Every record must appear in your copy exactly as written, with no pictures.

■ INFORMATION SHOWN ■
────────────────────────────────────────
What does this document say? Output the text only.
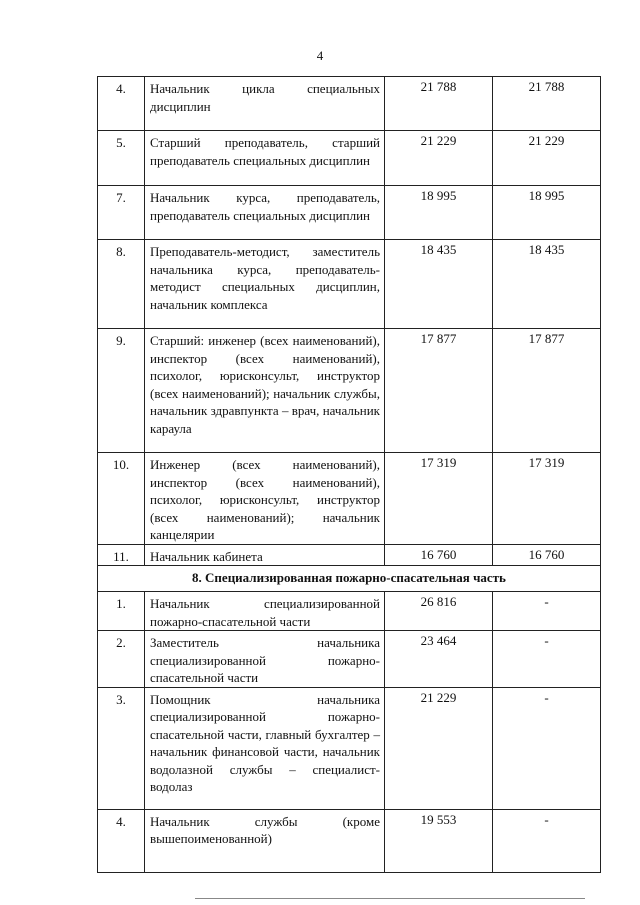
4
4.	Начальник цикла специальных дисциплин	21 788	21 788
5.	Старший преподаватель, старший преподаватель специальных дисциплин	21 229	21 229
7.	Начальник курса, преподаватель, преподаватель специальных дисциплин	18 995	18 995
8.	Преподаватель-методист, заместитель начальника курса, преподаватель-методист специальных дисциплин, начальник комплекса	18 435	18 435
9.	Старший: инженер (всех наименований), инспектор (всех наименований), психолог, юрисконсульт, инструктор (всех наименований); начальник службы, начальник здравпункта – врач, начальник караула	17 877	17 877
10.	Инженер (всех наименований), инспектор (всех наименований), психолог, юрисконсульт, инструктор (всех наименований); начальник канцелярии	17 319	17 319
11.	Начальник кабинета	16 760	16 760
8. Специализированная пожарно-спасательная часть			
1.	Начальник специализированной пожарно-спасательной части	26 816	-
2.	Заместитель начальника специализированной пожарно-спасательной части	23 464	-
3.	Помощник начальника специализированной пожарно-спасательной части, главный бухгалтер – начальник финансовой части, начальник водолазной службы – специалист-водолаз	21 229	-
4.	Начальник службы (кроме вышепоименованной)	19 553	-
────────────────────────────────────────
■ WRITTEN SOLUTION ■
What does this document say? Output the text only.
4
4.	Начальник цикла специальных дисциплин	21 788	21 788
5.	Старший преподаватель, старший преподаватель специальных дисциплин	21 229	21 229
7.	Начальник курса, преподаватель, преподаватель специальных дисциплин	18 995	18 995
8.	Преподаватель-методист, заместитель начальника курса, преподаватель-методист специальных дисциплин, начальник комплекса	18 435	18 435
9.	Старший: инженер (всех наименований), инспектор (всех наименований), психолог, юрисконсульт, инструктор (всех наименований); начальник службы, начальник здравпункта – врач, начальник караула	17 877	17 877
10.	Инженер (всех наименований), инспектор (всех наименований), психолог, юрисконсульт, инструктор (всех наименований); начальник канцелярии	17 319	17 319
11.	Начальник кабинета	16 760	16 760
8. Специализированная пожарно-спасательная часть			
1.	Начальник специализированной пожарно-спасательной части	26 816	-
2.	Заместитель начальника специализированной пожарно-спасательной части	23 464	-
3.	Помощник начальника специализированной пожарно-спасательной части, главный бухгалтер – начальник финансовой части, начальник водолазной службы – специалист-водолаз	21 229	-
4.	Начальник службы (кроме вышепоименованной)	19 553	-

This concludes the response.